§ **What you will do**
Lines holding the string "grid" are the ones to copy from this listing.

§ **Records shown**
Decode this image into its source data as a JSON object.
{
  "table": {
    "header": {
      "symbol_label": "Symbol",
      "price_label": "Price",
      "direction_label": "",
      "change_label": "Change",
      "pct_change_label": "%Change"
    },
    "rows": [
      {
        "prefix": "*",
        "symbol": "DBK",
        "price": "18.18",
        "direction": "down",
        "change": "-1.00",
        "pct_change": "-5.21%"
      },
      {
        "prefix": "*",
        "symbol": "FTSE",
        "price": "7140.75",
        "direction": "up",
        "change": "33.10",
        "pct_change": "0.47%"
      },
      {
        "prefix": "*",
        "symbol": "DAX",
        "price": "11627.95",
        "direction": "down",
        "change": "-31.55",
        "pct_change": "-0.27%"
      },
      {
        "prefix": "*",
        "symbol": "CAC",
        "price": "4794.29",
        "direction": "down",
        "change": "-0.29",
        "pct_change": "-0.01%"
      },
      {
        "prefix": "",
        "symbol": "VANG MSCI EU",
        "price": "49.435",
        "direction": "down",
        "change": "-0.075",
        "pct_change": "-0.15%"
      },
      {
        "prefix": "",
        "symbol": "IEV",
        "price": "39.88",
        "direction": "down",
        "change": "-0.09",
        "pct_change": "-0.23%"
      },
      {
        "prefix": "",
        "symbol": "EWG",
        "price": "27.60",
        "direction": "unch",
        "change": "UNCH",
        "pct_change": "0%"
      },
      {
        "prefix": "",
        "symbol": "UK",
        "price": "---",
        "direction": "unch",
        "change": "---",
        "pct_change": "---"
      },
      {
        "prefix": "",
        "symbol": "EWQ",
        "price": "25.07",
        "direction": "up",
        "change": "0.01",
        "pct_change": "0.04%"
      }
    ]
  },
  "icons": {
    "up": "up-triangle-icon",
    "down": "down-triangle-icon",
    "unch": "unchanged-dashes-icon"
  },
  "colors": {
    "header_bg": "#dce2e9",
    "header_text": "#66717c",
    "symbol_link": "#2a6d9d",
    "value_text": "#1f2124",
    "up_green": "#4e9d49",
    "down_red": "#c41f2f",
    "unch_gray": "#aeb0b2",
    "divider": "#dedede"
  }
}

---

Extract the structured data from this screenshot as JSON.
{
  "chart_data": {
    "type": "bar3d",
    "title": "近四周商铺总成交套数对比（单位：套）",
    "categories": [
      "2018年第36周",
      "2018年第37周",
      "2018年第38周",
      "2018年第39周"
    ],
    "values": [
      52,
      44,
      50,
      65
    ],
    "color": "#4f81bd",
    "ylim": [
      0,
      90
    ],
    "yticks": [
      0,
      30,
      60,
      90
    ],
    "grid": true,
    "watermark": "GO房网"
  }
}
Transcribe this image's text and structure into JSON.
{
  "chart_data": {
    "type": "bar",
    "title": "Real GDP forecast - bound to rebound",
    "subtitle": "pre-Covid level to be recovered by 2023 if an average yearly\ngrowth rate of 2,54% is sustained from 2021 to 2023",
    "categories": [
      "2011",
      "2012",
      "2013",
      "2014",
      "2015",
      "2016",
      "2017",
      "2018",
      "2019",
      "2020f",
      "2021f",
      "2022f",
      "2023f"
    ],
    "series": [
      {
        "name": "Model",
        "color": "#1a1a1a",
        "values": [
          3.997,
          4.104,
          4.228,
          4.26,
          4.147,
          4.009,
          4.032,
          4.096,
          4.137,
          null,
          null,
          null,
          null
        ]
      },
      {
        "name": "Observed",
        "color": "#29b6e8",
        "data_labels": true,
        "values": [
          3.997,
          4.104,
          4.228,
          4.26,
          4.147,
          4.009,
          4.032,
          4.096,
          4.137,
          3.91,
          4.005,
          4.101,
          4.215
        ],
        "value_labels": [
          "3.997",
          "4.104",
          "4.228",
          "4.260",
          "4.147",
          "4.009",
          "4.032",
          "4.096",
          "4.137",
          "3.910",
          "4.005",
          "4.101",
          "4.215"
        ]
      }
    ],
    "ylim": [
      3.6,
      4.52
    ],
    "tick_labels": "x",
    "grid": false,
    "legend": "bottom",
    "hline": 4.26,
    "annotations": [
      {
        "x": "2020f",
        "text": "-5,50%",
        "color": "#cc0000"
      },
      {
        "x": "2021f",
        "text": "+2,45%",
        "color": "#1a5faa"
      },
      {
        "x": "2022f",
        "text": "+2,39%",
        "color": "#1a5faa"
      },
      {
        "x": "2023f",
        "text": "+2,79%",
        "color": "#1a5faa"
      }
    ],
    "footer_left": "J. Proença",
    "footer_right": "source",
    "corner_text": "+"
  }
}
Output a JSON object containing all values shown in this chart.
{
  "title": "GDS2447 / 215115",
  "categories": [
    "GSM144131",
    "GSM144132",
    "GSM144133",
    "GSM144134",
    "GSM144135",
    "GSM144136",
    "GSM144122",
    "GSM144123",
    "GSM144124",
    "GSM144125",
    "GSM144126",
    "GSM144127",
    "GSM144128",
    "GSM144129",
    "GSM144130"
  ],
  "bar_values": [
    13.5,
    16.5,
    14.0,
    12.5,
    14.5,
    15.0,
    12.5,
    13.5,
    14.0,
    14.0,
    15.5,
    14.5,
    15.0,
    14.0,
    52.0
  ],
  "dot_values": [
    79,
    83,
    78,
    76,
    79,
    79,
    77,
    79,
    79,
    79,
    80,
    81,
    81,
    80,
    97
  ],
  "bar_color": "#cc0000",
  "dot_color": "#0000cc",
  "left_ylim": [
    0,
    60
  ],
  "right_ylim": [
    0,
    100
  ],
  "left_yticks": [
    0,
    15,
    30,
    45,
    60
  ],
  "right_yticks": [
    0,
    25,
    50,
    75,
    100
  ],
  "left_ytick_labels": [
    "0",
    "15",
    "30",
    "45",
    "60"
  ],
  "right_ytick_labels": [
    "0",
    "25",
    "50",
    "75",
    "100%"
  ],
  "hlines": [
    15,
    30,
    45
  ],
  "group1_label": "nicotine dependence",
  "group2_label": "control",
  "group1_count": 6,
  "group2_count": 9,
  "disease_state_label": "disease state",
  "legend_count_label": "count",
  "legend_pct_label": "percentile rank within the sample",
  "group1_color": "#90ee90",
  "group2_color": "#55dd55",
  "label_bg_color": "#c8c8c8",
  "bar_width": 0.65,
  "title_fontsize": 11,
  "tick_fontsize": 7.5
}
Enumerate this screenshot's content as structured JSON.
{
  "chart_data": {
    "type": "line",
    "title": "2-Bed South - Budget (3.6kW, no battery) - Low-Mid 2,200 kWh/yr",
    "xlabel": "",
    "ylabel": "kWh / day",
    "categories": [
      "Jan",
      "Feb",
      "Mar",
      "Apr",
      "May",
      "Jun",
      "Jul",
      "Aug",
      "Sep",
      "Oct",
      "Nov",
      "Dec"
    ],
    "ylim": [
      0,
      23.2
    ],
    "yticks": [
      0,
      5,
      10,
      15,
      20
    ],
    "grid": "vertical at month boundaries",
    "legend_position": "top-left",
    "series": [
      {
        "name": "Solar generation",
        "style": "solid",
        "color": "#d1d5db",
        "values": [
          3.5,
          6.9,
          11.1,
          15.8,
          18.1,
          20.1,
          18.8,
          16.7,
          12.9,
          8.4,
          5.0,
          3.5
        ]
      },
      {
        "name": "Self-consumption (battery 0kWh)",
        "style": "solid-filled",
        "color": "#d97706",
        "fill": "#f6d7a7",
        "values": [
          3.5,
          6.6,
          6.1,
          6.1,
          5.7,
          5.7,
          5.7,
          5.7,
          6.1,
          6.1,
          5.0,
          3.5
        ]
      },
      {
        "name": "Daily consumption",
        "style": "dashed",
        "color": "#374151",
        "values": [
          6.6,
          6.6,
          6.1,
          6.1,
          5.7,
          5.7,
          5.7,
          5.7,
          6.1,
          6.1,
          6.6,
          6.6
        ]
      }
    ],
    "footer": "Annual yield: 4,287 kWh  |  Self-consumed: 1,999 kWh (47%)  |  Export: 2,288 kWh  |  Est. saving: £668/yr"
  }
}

§ **Exercise answer**
    "grid": true,
    "grid": false,
    "grid": "vertical at month boundaries",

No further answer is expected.